▸ **Directive**
Report all lines from the entries below in which "графе" appears.

▸ **Information supplied**

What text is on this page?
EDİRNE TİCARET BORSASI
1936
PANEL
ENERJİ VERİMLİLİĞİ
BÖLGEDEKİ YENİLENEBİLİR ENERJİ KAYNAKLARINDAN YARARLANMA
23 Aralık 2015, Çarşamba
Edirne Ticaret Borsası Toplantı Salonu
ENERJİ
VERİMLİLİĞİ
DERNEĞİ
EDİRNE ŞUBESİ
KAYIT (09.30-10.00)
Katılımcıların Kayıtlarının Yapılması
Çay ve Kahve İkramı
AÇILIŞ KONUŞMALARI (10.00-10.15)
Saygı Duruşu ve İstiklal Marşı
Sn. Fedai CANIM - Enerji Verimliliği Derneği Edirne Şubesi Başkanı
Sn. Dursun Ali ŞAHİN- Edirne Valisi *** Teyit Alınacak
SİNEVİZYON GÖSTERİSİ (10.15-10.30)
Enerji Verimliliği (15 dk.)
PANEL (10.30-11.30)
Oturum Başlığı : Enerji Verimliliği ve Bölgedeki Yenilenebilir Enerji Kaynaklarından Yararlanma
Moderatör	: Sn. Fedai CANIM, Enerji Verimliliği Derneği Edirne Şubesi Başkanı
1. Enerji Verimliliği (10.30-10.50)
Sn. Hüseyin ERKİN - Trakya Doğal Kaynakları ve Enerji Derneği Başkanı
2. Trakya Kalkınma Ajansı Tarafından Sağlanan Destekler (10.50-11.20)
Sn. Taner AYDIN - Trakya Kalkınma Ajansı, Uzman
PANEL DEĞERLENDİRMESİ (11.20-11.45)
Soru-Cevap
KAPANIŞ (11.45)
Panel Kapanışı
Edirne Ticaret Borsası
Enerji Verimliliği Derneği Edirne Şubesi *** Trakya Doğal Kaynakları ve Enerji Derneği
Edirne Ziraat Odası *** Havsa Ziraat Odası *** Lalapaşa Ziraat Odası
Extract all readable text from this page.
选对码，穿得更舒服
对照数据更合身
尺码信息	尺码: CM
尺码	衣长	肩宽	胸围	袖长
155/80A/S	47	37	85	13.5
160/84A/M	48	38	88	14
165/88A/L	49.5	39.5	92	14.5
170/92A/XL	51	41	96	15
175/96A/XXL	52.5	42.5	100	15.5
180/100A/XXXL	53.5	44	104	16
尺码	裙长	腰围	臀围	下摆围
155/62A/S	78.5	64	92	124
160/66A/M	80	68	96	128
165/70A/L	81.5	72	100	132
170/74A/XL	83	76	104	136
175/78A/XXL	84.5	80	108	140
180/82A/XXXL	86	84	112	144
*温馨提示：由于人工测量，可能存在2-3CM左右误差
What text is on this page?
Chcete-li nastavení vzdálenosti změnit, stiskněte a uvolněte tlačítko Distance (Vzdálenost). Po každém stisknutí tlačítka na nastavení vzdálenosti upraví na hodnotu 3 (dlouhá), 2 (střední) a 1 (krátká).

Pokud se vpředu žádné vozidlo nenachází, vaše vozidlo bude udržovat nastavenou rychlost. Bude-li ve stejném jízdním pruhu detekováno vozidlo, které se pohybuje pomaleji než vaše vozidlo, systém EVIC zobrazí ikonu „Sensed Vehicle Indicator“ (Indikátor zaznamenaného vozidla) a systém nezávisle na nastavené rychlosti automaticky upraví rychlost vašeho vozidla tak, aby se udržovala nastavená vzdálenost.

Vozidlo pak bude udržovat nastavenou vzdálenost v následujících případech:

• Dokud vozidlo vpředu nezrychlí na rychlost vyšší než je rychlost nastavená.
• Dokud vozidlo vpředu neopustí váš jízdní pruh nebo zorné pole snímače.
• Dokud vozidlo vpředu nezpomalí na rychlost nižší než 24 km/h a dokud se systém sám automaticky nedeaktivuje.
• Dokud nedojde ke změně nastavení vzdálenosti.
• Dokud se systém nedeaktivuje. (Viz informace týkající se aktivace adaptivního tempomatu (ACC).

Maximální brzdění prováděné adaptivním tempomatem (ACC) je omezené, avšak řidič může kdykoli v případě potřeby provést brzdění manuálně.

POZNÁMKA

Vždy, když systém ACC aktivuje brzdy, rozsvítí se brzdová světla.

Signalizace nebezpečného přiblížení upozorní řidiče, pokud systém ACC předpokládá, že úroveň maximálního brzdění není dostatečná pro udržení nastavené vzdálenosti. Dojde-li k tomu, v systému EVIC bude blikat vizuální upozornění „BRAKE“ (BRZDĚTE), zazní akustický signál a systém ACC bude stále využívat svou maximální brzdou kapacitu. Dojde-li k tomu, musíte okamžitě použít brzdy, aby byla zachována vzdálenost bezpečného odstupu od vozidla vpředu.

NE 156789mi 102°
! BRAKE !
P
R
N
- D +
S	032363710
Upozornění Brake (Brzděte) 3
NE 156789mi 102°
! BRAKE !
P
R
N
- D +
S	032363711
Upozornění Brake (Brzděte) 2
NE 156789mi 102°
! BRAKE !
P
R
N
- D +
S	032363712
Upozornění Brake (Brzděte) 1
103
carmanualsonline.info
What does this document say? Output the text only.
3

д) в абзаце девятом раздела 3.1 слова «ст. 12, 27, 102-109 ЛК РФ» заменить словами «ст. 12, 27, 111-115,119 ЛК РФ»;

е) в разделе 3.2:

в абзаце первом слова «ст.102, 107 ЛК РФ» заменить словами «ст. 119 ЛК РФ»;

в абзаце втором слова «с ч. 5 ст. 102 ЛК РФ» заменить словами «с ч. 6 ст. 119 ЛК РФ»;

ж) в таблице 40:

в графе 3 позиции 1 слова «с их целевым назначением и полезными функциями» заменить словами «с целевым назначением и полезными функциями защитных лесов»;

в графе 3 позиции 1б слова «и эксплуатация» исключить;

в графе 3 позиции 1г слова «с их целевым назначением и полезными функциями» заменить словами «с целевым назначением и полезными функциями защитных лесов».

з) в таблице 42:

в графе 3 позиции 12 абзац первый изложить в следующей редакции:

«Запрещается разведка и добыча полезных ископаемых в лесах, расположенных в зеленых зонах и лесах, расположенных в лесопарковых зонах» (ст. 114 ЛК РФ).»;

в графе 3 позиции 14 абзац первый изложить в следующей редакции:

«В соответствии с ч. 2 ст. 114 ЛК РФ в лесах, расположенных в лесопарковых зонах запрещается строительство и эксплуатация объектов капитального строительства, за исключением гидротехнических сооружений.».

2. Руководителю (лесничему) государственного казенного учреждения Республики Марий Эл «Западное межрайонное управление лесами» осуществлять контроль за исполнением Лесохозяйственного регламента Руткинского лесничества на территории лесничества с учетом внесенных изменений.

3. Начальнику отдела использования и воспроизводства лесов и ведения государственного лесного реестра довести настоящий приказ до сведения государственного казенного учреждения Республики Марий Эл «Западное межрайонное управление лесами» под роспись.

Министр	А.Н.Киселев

▸ **Output for this task**
в графе 3 позиции 1 слова «с их целевым назначением и полезными функциями» заменить словами «с целевым назначением и полезными функциями защитных лесов»;
в графе 3 позиции 1б слова «и эксплуатация» исключить;
в графе 3 позиции 1г слова «с их целевым назначением и полезными функциями» заменить словами «с целевым назначением и полезными функциями защитных лесов».
в графе 3 позиции 12 абзац первый изложить в следующей редакции:
в графе 3 позиции 14 абзац первый изложить в следующей редакции:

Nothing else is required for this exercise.